Rows from a figure dataset:
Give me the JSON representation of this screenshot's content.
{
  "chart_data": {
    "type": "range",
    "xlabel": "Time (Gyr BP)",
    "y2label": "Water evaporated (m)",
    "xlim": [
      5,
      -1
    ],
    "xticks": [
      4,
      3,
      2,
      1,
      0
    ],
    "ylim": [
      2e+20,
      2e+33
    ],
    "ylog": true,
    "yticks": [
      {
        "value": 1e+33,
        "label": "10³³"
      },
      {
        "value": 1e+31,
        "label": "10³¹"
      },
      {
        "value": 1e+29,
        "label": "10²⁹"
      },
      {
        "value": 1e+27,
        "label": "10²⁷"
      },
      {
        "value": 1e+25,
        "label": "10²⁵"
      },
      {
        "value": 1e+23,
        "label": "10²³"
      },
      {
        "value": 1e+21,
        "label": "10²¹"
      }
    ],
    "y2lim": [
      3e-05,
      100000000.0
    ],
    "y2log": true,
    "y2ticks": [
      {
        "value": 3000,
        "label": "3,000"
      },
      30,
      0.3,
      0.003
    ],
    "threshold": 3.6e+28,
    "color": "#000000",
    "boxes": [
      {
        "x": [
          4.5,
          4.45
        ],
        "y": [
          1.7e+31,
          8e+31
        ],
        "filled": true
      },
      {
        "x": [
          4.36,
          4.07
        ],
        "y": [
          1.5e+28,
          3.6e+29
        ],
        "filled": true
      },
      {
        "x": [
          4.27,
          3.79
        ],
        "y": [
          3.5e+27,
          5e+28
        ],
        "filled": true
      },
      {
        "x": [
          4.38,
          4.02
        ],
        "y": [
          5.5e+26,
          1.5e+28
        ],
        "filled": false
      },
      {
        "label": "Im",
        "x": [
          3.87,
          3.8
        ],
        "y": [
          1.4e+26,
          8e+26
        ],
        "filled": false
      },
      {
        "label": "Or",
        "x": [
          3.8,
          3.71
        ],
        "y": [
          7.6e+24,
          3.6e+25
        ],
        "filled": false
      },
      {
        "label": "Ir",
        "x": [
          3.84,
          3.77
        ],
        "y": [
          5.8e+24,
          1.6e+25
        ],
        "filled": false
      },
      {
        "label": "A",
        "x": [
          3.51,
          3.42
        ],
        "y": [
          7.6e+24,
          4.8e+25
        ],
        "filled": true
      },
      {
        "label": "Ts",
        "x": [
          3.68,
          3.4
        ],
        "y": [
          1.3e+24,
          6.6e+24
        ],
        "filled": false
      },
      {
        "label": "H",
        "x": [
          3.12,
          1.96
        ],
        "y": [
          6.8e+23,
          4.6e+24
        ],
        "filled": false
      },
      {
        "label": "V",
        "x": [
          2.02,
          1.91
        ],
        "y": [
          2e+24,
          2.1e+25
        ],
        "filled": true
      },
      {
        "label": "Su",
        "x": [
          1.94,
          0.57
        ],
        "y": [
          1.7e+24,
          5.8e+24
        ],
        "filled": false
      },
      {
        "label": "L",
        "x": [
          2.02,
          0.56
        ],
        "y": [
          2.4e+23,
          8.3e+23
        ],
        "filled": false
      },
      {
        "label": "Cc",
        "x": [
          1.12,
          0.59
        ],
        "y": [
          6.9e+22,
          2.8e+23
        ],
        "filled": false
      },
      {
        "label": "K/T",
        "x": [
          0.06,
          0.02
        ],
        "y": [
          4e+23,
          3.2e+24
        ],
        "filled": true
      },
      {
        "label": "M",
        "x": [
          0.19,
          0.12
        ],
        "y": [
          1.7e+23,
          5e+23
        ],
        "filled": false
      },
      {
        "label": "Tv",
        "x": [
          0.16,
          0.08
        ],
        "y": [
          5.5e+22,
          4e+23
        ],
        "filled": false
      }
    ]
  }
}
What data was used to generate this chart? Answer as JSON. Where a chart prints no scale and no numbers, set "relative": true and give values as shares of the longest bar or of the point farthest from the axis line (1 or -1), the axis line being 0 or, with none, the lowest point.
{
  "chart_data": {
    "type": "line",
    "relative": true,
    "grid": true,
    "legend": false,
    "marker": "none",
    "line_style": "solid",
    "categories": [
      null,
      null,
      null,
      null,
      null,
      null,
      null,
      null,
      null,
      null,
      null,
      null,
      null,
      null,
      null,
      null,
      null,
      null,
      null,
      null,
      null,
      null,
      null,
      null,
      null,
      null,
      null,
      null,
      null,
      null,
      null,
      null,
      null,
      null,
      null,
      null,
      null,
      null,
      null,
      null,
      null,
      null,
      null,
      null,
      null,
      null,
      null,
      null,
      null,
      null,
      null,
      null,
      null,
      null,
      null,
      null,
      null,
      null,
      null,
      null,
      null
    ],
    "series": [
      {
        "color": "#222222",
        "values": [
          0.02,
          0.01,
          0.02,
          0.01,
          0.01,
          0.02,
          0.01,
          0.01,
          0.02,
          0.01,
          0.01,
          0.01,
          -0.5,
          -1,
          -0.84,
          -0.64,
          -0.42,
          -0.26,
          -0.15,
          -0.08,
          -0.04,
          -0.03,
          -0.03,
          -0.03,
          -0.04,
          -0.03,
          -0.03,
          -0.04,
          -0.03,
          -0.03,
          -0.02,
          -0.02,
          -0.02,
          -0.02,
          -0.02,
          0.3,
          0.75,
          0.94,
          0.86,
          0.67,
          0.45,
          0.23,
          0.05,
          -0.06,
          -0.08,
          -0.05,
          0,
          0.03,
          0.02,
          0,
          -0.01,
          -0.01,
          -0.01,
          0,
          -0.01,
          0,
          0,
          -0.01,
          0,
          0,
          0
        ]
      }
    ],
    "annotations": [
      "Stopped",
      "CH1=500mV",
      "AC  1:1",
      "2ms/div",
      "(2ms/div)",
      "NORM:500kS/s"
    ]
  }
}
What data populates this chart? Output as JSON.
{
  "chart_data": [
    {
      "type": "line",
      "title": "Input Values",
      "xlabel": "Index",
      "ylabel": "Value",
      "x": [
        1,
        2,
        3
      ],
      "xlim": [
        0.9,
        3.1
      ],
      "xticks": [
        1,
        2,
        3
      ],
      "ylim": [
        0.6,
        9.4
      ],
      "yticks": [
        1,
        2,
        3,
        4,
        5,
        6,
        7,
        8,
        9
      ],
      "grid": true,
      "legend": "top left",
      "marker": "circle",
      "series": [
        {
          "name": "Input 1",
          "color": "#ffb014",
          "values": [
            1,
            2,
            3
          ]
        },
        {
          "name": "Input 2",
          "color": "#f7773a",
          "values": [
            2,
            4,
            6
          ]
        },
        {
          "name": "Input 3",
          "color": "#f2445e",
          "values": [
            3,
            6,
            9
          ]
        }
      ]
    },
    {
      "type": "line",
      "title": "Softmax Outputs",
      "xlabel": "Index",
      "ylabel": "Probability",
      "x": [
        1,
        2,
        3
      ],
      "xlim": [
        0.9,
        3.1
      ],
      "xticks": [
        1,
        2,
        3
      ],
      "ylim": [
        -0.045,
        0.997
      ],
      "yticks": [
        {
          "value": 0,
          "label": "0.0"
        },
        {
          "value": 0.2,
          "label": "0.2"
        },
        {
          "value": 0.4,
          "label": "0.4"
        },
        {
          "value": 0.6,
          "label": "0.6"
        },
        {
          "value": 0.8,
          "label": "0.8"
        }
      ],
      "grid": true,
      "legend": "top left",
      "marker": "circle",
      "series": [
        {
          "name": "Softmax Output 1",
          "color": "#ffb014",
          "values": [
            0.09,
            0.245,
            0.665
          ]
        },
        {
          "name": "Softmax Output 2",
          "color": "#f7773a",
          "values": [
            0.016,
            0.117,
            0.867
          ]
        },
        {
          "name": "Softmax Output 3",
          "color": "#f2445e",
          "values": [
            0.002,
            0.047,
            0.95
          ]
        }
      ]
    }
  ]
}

§ Work to complete: Provide the number of lines in the entries that include "title", and no other text.

§ Task answer: 2